▶ _Required work_:
#1 Which people does the Gasolin' 2 album text name? List all of them.
#2 Can you rewrite the Gasolin' 2 album text between "Gasolin' 2 has one" and "Black Box (2003).", inclusive, putting "reissued" in place of "remastered"?

▶ _Reading passage_:

┌──

Gasolin' 2 was released in November 1972 and was received very well by the critics and the public. Musically they would loosen up after the sombre music of their debut album. "På en sommerdag", "Fi-fi dong" and "På banen" are up-tempo and jolly rock songs that would become popular in concert. "Se din by fra tårnets top", "Snehvide" (Snow white) and "Nanna" are slower songs with lyrics inspired by left-wing humanity. The latter song was also released on Kim Larsen's Værsgo (1973). Overall, Gasolin' 2 has a laid back and cosy ambience.

Gasolin' 2 has one song not written by the band: "Min tøs" that is better known as "Where Did You Sleep Last Night" by Lead Belly. From this album "På en sommerdag" / "Se din by fra tårnets top" and "På banen" / "Min tøs" were released as singles. The cover album drawing was by Peder Bundgaard, he would go on to make their future album covers as well (with the exception of Gør det noget).

Gasolin' 2 was produced by Gasolin', Sture Lindén and Poul Bruun and engineered by Freddy Hansson in Rosenberg Studio in Copenhagen. It was released on cd in 1987 with their debut album, but due to lack of space "Snehvide" was omitted. In 1991 it was remastered for CD and it was also included in The Black Box (2003).

└──

▶ _Collected material_:
┌──

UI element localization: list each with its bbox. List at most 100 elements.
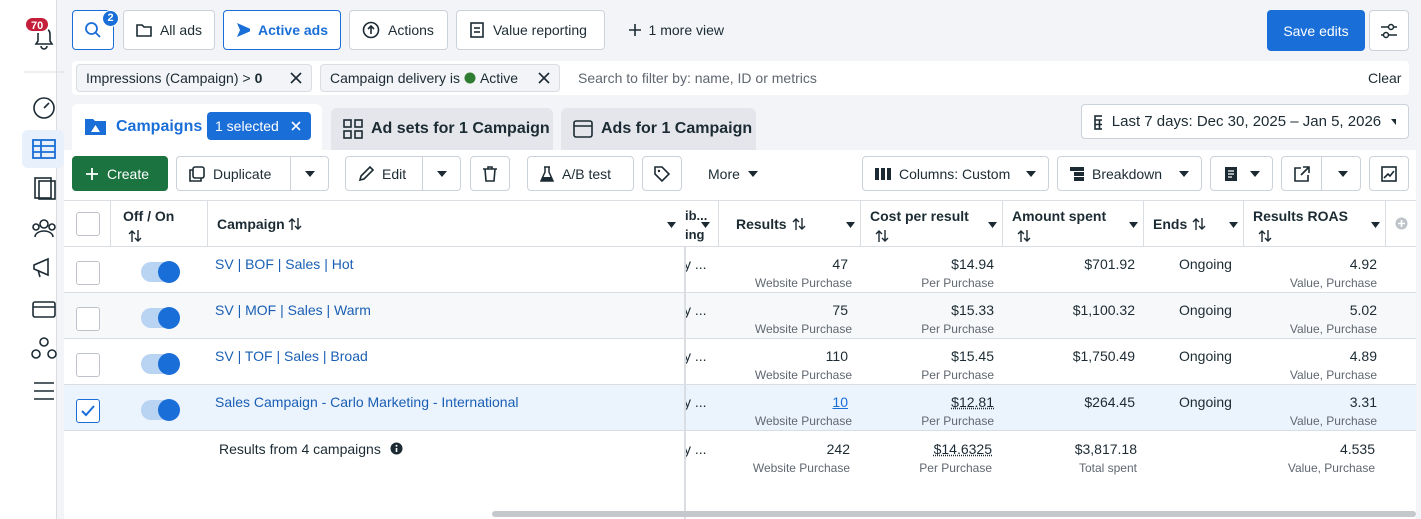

└──

▶ _Results of the tasks_:
#1 Kim Larsen, Lead Belly, Peder Bundgaard, Sture Lindén, Poul Bruun, Freddy Hansson

#2
Gasolin' 2 has one song not written by the band: "Min tøs" that is better known as "Where Did You Sleep Last Night" by Lead Belly. From this album "På en sommerdag" / "Se din by fra tårnets top" and "På banen" / "Min tøs" were released as singles. The cover album drawing was by Peder Bundgaard, he would go on to make their future album covers as well (with the exception of Gør det noget).

Gasolin' 2 was produced by Gasolin', Sture Lindén and Poul Bruun and engineered by Freddy Hansson in Rosenberg Studio in Copenhagen. It was released on cd in 1987 with their debut album, but due to lack of space "Snehvide" was omitted. In 1991 it was reissued for CD and it was also included in The Black Box (2003).